Dataset:
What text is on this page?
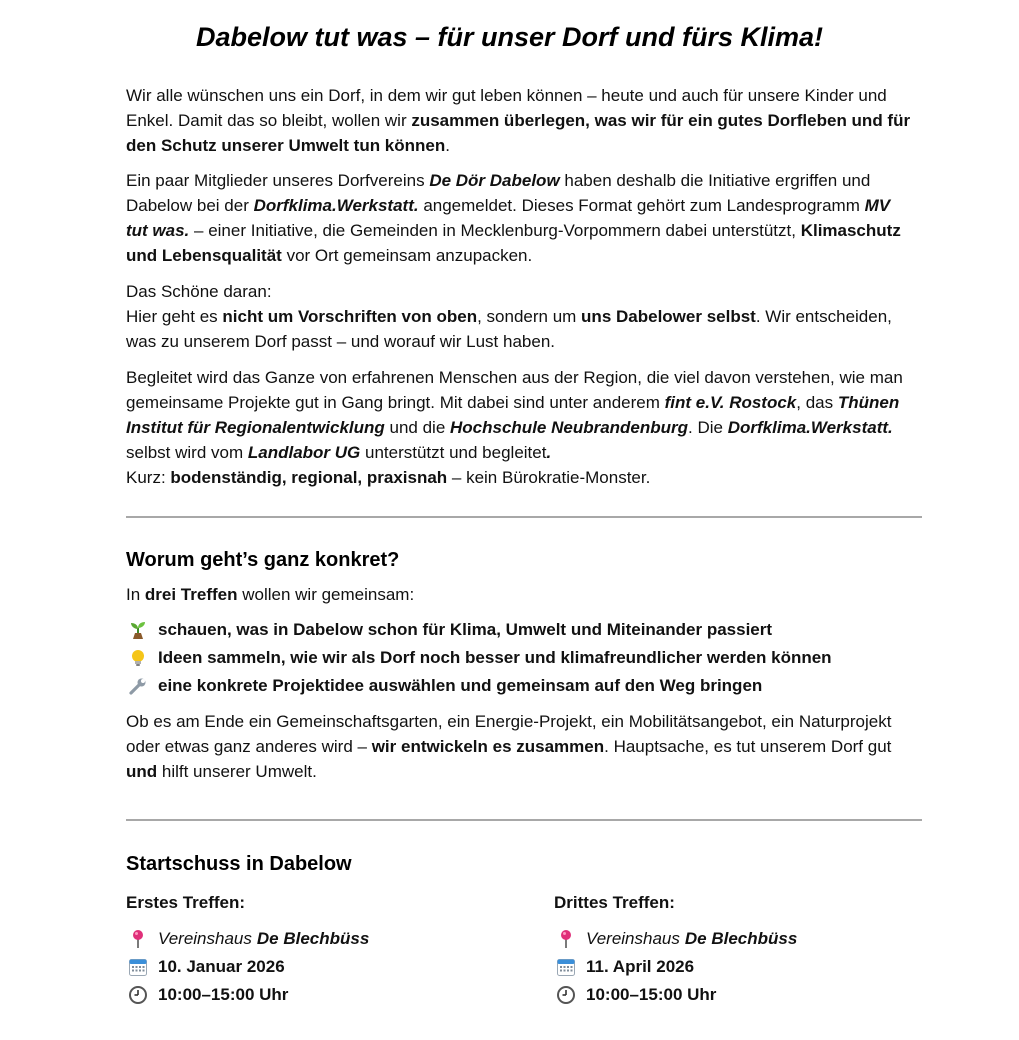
Dabelow tut was – für unser Dorf und fürs Klima!

Wir alle wünschen uns ein Dorf, in dem wir gut leben können – heute und auch für unsere Kinder und Enkel. Damit das so bleibt, wollen wir zusammen überlegen, was wir für ein gutes Dorfleben und für den Schutz unserer Umwelt tun können.

Ein paar Mitglieder unseres Dorfvereins De Dör Dabelow haben deshalb die Initiative ergriffen und Dabelow bei der Dorfklima.Werkstatt. angemeldet. Dieses Format gehört zum Landesprogramm MV tut was. – einer Initiative, die Gemeinden in Mecklenburg-Vorpommern dabei unterstützt, Klimaschutz und Lebensqualität vor Ort gemeinsam anzupacken.

Das Schöne daran:
Hier geht es nicht um Vorschriften von oben, sondern um uns Dabelower selbst. Wir entscheiden, was zu unserem Dorf passt – und worauf wir Lust haben.

Begleitet wird das Ganze von erfahrenen Menschen aus der Region, die viel davon verstehen, wie man gemeinsame Projekte gut in Gang bringt. Mit dabei sind unter anderem fint e.V. Rostock, das Thünen Institut für Regionalentwicklung und die Hochschule Neubrandenburg. Die Dorfklima.Werkstatt. selbst wird vom Landlabor UG unterstützt und begleitet.
Kurz: bodenständig, regional, praxisnah – kein Bürokratie-Monster.

Worum geht’s ganz konkret?

In drei Treffen wollen wir gemeinsam:

schauen, was in Dabelow schon für Klima, Umwelt und Miteinander passiert
Ideen sammeln, wie wir als Dorf noch besser und klimafreundlicher werden können
eine konkrete Projektidee auswählen und gemeinsam auf den Weg bringen

Ob es am Ende ein Gemeinschaftsgarten, ein Energie-Projekt, ein Mobilitätsangebot, ein Naturprojekt oder etwas ganz anderes wird – wir entwickeln es zusammen. Hauptsache, es tut unserem Dorf gut und hilft unserer Umwelt.

Startschuss in Dabelow
Erstes Treffen:
Vereinshaus De Blechbüss
10. Januar 2026
10:00–15:00 Uhr
Drittes Treffen:
Vereinshaus De Blechbüss
11. April 2026
10:00–15:00 Uhr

Task to complete:
Pick every line with "wollen" in it and copy it.

The solution:
Wir alle wünschen uns ein Dorf, in dem wir gut leben können – heute und auch für unsere Kinder und Enkel. Damit das so bleibt, wollen wir zusammen überlegen, was wir für ein gutes Dorfleben und für den Schutz unserer Umwelt tun können.
In drei Treffen wollen wir gemeinsam:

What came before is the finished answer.